やること
社員みんなでブランドを決めた話をしているインタビューの文章を、最後の文のあとから引き継いで書き続けてください。

外ではなく、中ですね。結論から言うと、全社員でブランドを定義する過程、そしてそのブランドプロポジションをしっかりと体現していく過程において、1人として社員が辞めていません。

インナーコミュニケーションの強化は今の時代、どの企業も課題だと聞きます。ミッション、ビジョン、バリュー(MVV)の策定とか非常に今、一種のトレンドのようになっていると思いますが、何のためにそれを定めているのか、社員がわかっていない。

それに対して、会社、サービスのブランドを考えるということは自分たちの社会における存在意義を考えるところから始まります。あと、経営層だけで考えたのではなく、社員も巻き込んでサービスはもちろん、会社の存在意義について真剣に議論した結果、全員がサービスの“責任者”であり、会社の“代表”ということを認識できたのではないでしょうか。

──目指すべき姿、あるべき姿が明確になった。それを実現するためのMVVとなると、浸透も早そうです。

ええ、まさに。物事も進みやすくなるんですよ。例えば、誰かのアイデアに対して、「それって『PARK UP』の要素ある?」とか。

そして営業の意識が、完全に変わりました。全員がブランドの重要さを気付けたと思いますし。最初にお客様と接するのは営業です。彼らはいわば、ブランドの体現者なんです。

ブランドの社会的存在意義、プロポジションが定義されていれば、自信を持って提案できるわけです、「他社とは違うんだぞ」と。

記録の抜粋
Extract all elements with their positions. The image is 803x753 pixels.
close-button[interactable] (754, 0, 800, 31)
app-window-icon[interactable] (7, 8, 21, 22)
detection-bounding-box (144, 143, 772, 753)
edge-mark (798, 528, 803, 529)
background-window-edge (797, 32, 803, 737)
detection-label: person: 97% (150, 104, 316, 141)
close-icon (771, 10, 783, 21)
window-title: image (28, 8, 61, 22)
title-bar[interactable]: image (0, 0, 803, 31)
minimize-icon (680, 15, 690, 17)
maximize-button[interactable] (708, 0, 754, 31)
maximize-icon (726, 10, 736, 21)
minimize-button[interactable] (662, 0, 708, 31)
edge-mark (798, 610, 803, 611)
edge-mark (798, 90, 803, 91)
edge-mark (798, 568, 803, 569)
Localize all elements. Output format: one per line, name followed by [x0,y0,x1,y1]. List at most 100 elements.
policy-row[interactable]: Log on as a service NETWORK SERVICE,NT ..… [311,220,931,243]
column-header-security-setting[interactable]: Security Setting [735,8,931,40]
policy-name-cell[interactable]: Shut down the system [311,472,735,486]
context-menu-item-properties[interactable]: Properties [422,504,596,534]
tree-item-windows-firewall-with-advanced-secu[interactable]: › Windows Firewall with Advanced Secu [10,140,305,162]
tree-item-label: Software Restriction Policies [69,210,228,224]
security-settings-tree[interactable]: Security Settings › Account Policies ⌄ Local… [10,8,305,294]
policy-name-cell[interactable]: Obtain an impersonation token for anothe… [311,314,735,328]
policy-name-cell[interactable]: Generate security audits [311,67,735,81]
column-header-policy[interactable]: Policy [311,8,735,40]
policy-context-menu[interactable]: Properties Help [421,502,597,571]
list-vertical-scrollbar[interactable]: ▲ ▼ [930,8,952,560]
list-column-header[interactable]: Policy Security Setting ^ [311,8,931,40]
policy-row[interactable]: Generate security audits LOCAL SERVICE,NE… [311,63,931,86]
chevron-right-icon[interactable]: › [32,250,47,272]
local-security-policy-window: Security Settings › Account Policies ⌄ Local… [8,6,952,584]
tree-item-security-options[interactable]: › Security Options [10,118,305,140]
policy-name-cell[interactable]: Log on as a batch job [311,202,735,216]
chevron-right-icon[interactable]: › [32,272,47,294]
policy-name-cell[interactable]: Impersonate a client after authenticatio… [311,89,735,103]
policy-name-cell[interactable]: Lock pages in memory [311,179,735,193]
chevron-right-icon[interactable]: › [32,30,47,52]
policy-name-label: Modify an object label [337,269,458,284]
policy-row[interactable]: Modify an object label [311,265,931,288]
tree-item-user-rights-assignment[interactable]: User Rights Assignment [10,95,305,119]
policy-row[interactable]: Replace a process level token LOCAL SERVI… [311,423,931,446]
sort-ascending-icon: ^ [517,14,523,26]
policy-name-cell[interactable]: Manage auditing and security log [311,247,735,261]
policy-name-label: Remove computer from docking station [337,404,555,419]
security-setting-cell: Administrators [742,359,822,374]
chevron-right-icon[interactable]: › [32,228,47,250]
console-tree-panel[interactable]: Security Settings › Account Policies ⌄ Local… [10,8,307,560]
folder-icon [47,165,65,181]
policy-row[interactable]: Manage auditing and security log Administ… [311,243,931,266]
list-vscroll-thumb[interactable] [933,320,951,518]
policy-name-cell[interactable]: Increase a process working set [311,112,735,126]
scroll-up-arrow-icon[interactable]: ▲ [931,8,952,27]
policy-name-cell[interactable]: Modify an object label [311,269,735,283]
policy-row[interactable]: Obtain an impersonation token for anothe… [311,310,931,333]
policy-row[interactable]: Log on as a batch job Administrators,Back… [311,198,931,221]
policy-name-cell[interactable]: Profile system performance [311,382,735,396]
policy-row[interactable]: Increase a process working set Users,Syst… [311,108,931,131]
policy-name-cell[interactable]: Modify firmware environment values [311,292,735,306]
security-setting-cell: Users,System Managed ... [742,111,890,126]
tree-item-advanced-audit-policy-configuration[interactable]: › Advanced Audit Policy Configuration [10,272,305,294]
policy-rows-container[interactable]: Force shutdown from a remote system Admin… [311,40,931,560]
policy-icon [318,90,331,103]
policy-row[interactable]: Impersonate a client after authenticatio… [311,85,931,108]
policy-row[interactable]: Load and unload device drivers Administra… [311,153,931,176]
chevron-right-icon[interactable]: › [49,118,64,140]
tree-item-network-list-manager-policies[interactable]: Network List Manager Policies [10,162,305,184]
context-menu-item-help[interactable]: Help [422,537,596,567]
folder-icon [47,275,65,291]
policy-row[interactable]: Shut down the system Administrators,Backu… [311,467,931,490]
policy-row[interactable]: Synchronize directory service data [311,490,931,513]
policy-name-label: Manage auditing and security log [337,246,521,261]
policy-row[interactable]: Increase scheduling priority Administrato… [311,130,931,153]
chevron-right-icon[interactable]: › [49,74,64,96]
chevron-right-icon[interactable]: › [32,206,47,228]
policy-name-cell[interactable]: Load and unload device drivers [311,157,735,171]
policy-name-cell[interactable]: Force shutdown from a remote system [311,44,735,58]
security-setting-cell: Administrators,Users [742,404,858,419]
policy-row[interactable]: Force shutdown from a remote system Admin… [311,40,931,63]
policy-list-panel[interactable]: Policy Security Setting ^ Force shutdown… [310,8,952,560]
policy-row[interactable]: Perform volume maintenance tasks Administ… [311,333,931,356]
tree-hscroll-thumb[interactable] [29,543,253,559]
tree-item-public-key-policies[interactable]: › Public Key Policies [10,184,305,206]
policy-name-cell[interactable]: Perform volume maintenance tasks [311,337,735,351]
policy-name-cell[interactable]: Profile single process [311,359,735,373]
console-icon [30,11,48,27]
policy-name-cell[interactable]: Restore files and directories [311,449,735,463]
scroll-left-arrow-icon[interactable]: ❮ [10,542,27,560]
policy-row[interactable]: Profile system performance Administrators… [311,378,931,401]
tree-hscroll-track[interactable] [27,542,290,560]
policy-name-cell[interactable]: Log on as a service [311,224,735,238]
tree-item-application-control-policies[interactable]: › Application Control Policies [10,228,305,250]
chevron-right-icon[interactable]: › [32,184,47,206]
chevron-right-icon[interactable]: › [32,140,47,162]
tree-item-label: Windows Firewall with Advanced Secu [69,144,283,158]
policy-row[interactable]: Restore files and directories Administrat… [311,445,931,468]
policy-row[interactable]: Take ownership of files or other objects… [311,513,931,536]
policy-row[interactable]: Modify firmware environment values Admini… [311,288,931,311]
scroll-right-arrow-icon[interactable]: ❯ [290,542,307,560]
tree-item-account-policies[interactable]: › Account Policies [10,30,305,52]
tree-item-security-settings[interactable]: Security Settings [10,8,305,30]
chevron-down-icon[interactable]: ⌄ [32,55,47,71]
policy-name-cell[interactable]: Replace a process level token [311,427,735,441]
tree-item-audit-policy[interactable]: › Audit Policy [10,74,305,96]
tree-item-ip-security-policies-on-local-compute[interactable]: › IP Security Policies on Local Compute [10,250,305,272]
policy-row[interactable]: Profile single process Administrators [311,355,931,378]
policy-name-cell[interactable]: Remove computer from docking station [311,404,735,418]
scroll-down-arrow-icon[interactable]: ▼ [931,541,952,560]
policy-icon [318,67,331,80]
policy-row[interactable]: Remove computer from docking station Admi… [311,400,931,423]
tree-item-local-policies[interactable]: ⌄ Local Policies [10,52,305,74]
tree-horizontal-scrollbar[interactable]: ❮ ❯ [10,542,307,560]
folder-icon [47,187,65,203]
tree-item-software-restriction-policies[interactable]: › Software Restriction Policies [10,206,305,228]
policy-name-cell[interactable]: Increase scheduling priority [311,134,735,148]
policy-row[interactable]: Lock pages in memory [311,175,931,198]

答え
あと、採用ですね。面接官となる社員全員がakippaのブランドを認識し、アトラクトしても恥ずかしくない、自信を持って招けるという空気ができています。結果、最終面接で会った人はほぼ全員採用できていますね。

そして、何よりの変化がこのプロジェクト走らせた1年の間で、社員一人も辞めてないんです。

──失礼かもしれませんが、大阪=商人文化。すぐにお金にならないことは好まないという印象があるのですが、金谷さんは違うようですね。

いえいえ、おっしゃる通りです。たしかに経営の観点でも、元mixiの社長である朝倉祐介さんの本、「ファイナンス思考」にも記載されていましたが、大阪の人はP/L脳なんです。短期的な売上に繋がるかどうかという視点で考えてる人が多いと思います。

そして大阪愛が強い。吉本新喜劇や阪神タイガース=No.1という感覚ですが、東京の人はもちろん、世界の基準からみても、それはスタンダードじゃない。自分たちの中の最高=みんなにとって最高というものは基本存在しないんです。

そういう意識の中で、大阪を客観的に見た上でちゃんとブランディングプロポジションを策定していこうというのは気をつけてましたね。もちろん、新喜劇も阪神も好きですけど(笑)。

──大阪で一番で終わるサービスではいけませんからね。世界に行くためには。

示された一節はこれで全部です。